**TASK BRIEF:** Find how many lines contain "соответствующих" and state only that number.

**DATA FOR THIS TASK:**
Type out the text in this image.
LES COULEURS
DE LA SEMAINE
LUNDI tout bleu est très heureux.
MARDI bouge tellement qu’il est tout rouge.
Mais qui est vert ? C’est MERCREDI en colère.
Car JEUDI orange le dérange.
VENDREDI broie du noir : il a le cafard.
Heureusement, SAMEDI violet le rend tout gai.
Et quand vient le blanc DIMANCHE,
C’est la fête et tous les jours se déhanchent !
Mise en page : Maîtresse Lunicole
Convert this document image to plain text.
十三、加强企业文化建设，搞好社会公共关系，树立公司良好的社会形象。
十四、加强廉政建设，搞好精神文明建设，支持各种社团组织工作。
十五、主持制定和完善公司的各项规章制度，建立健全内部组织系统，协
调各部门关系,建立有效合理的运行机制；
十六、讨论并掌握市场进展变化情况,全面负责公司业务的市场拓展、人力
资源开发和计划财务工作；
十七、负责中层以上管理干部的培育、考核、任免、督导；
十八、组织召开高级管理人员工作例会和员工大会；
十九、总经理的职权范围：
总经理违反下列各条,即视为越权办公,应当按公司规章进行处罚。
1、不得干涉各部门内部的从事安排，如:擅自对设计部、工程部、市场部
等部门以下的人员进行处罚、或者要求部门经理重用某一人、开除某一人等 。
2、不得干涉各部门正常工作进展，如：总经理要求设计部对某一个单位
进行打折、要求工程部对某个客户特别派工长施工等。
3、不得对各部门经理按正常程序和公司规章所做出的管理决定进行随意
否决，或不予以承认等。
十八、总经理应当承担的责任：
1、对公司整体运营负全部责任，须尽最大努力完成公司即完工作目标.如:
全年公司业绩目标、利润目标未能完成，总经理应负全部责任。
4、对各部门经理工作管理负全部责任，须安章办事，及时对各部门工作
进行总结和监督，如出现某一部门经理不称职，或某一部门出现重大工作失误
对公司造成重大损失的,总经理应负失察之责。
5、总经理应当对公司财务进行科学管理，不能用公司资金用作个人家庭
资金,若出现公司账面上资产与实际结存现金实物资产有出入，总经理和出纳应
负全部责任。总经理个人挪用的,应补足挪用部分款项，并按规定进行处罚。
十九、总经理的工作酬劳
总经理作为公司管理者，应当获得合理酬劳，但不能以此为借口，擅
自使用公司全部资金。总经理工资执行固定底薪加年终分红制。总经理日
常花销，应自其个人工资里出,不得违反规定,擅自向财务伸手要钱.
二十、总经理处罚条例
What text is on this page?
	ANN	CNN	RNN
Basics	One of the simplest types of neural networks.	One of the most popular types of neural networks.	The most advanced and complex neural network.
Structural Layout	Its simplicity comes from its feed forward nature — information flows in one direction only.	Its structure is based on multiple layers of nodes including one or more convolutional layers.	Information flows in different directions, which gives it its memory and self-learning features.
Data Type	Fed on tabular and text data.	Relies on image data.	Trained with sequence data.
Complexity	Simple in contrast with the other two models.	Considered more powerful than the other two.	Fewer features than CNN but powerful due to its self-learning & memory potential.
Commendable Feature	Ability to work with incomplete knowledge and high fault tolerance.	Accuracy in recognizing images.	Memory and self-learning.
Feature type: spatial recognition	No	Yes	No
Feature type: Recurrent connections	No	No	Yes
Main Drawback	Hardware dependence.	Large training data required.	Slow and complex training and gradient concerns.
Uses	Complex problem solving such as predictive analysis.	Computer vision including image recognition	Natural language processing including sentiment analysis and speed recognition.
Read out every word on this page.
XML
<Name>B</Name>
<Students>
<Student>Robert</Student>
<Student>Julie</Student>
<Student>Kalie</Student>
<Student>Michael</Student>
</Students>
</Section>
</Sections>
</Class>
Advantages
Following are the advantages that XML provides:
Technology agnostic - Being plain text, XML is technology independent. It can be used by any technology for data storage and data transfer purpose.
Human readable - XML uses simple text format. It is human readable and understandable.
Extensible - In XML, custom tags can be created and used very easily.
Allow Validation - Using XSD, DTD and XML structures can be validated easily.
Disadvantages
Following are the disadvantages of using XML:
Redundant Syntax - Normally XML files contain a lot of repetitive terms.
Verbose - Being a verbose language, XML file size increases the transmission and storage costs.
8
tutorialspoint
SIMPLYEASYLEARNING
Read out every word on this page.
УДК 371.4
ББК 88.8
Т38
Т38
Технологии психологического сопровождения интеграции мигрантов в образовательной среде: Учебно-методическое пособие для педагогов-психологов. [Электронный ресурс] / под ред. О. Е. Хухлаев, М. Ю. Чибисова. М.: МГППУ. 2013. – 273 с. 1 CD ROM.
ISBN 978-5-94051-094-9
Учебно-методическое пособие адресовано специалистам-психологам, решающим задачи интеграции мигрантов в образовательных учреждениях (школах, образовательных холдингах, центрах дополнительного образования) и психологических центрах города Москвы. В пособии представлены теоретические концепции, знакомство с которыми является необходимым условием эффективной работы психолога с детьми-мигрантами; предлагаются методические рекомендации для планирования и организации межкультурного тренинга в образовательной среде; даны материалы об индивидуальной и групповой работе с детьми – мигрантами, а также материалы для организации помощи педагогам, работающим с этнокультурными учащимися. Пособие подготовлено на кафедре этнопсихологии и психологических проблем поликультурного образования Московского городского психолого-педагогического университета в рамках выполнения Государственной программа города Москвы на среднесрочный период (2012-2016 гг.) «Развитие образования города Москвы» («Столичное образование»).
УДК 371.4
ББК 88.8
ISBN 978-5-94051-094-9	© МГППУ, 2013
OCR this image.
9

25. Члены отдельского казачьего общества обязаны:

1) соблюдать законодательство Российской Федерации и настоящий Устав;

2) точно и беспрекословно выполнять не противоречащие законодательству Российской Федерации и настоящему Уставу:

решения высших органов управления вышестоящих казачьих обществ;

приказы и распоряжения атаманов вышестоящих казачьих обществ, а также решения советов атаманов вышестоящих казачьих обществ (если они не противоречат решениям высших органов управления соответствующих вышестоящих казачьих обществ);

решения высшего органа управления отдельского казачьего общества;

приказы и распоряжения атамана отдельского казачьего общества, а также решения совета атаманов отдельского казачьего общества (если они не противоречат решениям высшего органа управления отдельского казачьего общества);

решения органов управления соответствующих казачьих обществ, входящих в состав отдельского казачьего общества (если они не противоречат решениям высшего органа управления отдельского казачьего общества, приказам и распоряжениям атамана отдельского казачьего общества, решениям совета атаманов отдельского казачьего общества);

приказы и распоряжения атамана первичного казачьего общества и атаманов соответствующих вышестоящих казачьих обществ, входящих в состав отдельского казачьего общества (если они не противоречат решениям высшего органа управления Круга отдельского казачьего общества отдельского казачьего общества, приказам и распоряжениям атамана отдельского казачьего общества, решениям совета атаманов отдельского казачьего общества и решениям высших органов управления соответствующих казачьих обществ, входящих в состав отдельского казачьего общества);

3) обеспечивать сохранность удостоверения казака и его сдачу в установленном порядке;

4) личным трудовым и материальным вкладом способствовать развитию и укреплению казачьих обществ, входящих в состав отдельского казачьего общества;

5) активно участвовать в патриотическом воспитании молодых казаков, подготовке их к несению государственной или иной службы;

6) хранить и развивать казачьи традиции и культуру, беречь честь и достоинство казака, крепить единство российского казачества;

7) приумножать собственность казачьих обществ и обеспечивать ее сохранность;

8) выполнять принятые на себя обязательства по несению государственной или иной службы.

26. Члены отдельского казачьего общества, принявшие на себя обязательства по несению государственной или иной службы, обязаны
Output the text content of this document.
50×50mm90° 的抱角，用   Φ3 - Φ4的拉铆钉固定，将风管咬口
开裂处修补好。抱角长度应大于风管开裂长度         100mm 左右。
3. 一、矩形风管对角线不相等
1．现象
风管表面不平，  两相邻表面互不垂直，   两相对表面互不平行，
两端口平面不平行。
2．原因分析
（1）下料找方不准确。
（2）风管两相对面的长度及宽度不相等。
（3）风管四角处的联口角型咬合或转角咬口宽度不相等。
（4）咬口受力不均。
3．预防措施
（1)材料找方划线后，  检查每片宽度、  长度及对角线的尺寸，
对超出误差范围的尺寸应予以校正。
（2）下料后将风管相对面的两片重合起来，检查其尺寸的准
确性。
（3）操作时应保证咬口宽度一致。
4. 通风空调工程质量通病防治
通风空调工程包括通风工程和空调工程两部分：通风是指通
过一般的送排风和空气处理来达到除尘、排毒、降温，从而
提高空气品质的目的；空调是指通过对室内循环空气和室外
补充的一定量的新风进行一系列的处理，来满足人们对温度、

**RESULT FOR THIS EXERCISE:** 3